Task to carry out:
Scan the data below and pick out the lines containing the word "sunset".
** BEGIN Stored rows **
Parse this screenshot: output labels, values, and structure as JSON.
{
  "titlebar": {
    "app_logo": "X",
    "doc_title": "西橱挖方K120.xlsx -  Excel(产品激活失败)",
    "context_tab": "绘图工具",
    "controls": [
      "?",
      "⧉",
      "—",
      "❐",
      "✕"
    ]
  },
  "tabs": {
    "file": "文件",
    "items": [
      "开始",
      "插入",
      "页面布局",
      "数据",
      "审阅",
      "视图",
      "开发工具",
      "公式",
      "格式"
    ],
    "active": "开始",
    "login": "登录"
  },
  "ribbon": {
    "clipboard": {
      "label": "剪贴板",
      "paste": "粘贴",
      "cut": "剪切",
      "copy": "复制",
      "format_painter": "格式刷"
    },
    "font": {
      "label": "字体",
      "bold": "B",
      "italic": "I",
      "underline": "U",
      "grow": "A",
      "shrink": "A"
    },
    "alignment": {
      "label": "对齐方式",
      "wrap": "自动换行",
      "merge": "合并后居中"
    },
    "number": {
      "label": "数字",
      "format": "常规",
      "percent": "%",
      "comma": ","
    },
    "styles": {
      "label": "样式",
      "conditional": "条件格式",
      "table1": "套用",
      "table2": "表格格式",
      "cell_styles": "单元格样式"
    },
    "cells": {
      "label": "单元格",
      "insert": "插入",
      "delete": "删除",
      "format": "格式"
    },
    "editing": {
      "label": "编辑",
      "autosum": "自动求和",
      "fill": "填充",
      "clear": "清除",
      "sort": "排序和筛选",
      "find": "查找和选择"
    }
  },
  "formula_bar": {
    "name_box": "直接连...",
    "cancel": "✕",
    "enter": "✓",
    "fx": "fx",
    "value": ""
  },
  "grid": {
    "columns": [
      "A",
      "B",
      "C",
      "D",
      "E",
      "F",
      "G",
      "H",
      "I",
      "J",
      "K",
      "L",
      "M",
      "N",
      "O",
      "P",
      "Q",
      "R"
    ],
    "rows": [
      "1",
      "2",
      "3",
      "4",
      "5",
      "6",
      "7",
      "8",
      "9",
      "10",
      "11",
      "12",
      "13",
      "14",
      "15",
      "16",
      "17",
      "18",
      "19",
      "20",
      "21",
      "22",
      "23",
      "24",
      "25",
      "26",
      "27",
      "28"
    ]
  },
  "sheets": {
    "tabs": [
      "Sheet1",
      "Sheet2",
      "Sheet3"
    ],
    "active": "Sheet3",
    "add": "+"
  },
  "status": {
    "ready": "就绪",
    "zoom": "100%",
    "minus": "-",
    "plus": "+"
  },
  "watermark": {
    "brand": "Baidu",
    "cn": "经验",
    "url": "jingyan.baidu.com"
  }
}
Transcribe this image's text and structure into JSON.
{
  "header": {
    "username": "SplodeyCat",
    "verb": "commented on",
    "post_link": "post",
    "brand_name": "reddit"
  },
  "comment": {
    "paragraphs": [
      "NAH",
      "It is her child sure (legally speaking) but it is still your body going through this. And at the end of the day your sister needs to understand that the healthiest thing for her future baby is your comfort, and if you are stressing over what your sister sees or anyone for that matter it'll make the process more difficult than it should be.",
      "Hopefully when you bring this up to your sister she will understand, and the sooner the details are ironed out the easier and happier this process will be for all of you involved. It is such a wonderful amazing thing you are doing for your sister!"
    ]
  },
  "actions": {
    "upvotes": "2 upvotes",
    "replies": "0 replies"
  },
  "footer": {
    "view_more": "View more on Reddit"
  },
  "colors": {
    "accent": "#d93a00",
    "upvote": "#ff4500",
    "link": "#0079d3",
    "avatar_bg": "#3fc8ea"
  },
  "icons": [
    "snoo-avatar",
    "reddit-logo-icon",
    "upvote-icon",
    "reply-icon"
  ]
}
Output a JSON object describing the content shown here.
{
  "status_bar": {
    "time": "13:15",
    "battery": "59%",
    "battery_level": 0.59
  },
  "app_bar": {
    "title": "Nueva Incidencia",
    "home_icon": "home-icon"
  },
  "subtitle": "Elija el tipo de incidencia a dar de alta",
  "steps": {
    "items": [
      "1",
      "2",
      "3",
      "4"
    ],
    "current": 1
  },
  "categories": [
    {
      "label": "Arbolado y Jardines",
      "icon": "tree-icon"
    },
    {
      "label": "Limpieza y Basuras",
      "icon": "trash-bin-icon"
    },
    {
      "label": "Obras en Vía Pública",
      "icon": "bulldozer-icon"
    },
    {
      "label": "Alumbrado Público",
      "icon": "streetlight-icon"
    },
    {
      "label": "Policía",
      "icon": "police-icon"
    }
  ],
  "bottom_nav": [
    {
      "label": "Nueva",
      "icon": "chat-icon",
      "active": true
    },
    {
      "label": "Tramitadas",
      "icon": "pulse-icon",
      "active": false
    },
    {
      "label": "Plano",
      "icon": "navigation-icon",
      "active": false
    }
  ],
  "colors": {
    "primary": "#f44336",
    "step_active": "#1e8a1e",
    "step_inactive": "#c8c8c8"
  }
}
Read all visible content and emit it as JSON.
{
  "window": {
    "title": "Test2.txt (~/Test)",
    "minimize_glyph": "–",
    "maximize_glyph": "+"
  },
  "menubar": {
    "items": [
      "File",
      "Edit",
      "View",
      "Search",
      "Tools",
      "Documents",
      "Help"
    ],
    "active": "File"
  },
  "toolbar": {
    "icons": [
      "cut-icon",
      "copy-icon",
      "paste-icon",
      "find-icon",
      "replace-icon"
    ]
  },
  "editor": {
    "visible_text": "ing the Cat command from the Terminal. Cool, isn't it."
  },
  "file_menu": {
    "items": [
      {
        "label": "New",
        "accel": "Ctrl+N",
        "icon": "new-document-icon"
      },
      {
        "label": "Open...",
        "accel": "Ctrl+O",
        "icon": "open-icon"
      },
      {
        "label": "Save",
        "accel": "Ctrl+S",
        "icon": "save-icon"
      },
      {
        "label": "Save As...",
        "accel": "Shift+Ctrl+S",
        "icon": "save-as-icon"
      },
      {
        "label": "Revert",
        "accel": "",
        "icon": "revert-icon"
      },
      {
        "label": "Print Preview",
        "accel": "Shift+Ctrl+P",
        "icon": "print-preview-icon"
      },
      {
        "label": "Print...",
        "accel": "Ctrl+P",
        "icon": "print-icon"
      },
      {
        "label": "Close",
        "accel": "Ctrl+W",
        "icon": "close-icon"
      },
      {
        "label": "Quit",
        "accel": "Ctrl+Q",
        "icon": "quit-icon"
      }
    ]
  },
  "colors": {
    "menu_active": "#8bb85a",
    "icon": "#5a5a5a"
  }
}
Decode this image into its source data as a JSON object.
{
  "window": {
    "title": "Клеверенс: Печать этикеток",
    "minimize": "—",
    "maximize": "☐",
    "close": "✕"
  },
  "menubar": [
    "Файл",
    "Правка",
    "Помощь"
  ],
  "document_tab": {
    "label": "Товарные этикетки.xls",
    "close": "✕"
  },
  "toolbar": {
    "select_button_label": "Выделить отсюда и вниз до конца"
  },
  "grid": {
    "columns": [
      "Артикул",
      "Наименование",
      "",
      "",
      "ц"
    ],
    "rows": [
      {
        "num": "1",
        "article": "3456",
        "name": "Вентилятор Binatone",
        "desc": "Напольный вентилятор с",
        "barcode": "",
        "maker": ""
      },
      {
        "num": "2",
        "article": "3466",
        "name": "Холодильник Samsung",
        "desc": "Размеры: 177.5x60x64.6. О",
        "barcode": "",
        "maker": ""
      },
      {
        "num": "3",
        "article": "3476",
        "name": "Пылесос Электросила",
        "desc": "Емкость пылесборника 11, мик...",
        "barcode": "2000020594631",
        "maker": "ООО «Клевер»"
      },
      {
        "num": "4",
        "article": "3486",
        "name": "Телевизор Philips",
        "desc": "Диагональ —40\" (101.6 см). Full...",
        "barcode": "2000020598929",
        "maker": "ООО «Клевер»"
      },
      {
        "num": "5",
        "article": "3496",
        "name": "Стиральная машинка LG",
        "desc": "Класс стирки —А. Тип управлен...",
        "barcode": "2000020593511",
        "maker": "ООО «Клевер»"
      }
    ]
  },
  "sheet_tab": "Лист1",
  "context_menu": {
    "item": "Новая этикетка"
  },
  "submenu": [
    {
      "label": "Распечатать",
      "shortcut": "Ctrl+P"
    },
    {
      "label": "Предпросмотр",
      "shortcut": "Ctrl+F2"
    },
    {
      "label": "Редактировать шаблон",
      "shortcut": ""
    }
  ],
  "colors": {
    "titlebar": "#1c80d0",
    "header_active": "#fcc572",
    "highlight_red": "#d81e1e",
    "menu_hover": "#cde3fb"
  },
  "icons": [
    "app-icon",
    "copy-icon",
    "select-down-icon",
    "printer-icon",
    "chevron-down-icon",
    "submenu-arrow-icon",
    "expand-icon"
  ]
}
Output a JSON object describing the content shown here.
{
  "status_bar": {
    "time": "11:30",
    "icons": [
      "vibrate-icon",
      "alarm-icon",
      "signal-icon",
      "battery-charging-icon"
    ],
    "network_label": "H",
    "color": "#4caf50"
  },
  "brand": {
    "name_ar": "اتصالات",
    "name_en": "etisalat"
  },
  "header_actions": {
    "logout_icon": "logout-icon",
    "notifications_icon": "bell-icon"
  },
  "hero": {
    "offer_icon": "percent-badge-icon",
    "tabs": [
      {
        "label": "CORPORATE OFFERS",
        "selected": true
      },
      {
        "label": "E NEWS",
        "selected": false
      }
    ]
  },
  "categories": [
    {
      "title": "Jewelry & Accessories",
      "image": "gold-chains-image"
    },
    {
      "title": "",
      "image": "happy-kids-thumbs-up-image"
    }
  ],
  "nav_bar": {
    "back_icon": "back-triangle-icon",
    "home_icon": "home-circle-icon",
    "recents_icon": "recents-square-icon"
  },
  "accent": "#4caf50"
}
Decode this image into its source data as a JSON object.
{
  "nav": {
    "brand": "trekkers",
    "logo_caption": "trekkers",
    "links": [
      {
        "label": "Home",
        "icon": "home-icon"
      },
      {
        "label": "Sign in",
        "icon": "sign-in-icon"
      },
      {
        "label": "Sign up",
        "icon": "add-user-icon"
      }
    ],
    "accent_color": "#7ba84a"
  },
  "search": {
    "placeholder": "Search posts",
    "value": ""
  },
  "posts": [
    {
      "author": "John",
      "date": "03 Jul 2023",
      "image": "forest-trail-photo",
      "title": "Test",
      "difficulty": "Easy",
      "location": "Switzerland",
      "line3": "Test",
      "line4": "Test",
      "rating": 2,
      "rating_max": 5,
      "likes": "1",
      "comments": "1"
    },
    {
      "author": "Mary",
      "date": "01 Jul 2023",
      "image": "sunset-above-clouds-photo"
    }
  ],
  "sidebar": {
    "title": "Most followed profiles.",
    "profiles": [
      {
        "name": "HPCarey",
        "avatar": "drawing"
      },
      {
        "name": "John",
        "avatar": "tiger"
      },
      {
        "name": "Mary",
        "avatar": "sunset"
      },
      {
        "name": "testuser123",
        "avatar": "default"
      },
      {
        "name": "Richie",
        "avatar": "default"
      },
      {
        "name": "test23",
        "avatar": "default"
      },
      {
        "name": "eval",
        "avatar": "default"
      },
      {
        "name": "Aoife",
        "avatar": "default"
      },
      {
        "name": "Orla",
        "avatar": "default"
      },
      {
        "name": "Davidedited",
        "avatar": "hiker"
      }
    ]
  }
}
** END Stored rows **
Task response:
      "image": "sunset-above-clouds-photo"
        "avatar": "sunset"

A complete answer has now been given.